§ **Exercise task**
In the entries below, find every line holding the string "Categories" and collect it.
== Data for this task
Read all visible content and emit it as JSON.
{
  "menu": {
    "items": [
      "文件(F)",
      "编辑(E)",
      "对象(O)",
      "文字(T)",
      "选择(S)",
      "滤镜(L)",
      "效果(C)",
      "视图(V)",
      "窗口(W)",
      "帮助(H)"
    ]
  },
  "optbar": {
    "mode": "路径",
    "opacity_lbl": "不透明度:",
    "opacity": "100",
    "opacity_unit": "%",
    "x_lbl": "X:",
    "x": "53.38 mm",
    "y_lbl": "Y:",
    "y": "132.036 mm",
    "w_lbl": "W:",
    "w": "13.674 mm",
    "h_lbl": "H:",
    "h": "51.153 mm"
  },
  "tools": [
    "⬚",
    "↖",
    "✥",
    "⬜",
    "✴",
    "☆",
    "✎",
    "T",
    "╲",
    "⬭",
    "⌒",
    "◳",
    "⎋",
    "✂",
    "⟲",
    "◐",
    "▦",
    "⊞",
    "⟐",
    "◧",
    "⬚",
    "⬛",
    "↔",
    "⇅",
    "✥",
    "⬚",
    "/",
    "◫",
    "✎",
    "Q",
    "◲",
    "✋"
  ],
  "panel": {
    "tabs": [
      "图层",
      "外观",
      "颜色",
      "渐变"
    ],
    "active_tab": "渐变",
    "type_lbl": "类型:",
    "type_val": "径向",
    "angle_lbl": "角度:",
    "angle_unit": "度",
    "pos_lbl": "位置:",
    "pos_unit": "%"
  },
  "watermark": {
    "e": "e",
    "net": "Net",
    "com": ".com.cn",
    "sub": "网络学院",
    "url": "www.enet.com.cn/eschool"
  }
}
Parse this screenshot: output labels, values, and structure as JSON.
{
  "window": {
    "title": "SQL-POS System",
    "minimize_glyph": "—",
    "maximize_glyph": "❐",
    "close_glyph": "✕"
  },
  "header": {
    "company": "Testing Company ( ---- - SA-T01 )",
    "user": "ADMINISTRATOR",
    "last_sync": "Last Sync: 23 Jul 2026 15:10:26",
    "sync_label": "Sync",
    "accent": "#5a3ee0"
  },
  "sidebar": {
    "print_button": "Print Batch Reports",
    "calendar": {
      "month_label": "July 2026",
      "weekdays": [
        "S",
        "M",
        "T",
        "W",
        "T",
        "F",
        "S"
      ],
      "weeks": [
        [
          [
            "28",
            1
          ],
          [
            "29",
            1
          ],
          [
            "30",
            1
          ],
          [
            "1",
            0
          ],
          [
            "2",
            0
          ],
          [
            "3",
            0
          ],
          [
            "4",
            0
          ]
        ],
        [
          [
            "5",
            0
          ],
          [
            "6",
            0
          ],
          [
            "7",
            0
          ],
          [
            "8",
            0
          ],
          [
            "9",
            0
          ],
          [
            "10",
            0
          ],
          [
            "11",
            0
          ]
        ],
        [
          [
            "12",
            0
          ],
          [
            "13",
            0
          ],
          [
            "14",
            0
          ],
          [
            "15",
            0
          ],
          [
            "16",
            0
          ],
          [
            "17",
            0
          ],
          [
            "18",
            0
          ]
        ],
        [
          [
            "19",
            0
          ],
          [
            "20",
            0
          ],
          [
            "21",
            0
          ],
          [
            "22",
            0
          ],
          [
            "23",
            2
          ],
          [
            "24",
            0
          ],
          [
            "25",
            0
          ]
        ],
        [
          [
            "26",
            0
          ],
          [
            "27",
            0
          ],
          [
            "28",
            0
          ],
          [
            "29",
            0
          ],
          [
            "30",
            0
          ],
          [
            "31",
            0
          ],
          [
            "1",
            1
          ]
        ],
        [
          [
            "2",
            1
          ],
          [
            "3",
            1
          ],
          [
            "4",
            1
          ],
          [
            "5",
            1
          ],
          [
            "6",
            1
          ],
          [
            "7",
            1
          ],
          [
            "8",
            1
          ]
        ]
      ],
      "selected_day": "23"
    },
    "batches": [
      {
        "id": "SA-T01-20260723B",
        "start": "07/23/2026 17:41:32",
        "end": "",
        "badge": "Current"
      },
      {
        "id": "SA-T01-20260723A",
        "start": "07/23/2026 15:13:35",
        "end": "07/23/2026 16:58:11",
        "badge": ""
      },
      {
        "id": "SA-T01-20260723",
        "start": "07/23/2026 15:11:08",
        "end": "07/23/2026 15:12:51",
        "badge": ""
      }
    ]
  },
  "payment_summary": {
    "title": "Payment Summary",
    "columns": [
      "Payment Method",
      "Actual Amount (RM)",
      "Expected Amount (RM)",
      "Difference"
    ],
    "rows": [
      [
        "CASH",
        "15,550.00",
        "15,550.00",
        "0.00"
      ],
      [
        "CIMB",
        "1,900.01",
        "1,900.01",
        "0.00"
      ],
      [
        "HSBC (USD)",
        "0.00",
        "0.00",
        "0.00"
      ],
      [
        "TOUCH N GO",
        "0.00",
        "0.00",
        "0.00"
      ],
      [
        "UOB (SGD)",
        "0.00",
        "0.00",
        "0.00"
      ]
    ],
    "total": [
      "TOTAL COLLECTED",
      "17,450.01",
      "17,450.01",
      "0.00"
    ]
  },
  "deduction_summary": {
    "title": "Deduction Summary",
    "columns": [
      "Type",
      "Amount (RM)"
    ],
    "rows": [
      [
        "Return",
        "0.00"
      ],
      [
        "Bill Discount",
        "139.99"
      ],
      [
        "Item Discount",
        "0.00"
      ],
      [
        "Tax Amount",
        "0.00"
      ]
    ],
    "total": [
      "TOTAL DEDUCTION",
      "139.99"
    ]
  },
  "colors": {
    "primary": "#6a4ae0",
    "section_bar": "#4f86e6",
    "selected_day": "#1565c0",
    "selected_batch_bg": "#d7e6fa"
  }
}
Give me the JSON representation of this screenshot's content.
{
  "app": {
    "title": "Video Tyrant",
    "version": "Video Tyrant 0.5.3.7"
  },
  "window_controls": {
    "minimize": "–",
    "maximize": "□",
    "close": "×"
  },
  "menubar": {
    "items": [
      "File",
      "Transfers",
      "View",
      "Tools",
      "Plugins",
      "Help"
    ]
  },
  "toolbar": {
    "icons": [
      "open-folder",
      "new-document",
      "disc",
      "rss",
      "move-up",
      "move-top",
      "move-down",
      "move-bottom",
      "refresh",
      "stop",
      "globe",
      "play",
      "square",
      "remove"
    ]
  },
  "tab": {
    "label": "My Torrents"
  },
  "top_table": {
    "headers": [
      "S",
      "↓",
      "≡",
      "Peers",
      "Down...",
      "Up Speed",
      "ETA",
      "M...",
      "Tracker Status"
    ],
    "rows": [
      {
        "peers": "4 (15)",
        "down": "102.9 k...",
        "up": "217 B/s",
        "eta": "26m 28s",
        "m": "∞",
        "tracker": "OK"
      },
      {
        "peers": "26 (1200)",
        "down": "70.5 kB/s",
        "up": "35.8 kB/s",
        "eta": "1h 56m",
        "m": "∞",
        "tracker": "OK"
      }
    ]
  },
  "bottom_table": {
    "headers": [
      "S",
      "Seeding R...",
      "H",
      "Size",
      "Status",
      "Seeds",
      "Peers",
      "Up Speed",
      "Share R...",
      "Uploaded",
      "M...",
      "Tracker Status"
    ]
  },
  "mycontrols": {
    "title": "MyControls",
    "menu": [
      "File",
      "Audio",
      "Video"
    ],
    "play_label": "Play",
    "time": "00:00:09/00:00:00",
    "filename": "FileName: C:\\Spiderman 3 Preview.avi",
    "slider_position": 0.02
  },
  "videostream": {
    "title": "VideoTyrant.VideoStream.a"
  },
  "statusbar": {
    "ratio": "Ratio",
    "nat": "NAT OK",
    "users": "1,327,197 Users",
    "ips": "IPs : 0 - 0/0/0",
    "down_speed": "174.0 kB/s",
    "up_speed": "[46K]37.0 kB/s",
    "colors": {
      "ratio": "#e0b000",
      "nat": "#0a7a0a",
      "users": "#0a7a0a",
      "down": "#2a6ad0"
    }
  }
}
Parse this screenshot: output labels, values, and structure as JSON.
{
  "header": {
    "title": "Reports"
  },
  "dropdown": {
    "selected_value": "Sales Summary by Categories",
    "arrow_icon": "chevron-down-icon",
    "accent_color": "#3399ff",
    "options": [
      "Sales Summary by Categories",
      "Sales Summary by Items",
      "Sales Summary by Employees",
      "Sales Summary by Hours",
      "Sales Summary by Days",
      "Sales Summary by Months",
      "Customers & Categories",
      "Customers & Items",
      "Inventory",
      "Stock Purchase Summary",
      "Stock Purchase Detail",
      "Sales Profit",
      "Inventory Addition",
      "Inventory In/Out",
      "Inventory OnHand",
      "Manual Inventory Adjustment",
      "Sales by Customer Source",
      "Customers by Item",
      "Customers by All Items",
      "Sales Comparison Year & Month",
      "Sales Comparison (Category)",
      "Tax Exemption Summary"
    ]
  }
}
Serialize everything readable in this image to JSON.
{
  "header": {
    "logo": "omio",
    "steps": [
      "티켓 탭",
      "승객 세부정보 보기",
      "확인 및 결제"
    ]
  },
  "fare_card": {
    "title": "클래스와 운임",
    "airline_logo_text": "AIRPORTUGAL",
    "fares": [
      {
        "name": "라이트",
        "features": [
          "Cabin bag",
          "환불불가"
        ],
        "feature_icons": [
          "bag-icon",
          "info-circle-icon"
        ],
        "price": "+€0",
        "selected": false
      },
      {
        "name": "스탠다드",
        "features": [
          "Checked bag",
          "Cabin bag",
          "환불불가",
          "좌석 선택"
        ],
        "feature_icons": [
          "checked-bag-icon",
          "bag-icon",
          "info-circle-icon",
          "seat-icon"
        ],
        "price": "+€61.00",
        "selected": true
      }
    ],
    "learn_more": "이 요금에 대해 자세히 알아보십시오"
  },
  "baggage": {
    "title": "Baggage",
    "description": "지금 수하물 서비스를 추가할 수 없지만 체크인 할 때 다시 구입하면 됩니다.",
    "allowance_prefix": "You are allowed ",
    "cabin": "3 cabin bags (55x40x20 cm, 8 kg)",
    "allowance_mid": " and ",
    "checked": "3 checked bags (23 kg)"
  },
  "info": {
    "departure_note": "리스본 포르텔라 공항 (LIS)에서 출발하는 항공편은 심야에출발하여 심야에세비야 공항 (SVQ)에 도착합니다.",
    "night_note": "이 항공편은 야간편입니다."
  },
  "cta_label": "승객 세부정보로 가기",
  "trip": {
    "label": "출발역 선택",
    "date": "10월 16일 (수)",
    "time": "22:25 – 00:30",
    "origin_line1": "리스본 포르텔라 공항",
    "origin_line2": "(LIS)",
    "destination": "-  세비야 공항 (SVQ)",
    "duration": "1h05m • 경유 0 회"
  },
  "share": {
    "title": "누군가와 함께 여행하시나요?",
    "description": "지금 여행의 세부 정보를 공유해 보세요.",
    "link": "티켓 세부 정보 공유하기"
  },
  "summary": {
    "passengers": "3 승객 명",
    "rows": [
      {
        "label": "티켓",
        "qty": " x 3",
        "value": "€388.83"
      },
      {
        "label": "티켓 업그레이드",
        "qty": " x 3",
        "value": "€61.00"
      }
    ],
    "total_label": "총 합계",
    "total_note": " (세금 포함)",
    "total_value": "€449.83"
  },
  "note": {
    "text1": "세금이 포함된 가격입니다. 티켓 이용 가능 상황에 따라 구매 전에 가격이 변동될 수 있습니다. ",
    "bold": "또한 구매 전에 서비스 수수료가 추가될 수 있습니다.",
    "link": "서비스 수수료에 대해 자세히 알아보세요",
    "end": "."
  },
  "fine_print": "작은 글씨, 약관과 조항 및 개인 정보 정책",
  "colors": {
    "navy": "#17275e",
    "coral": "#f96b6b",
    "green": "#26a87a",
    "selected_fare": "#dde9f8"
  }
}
====
§ **The reply**
    "selected_value": "Sales Summary by Categories",
      "Sales Summary by Categories",
      "Customers & Categories",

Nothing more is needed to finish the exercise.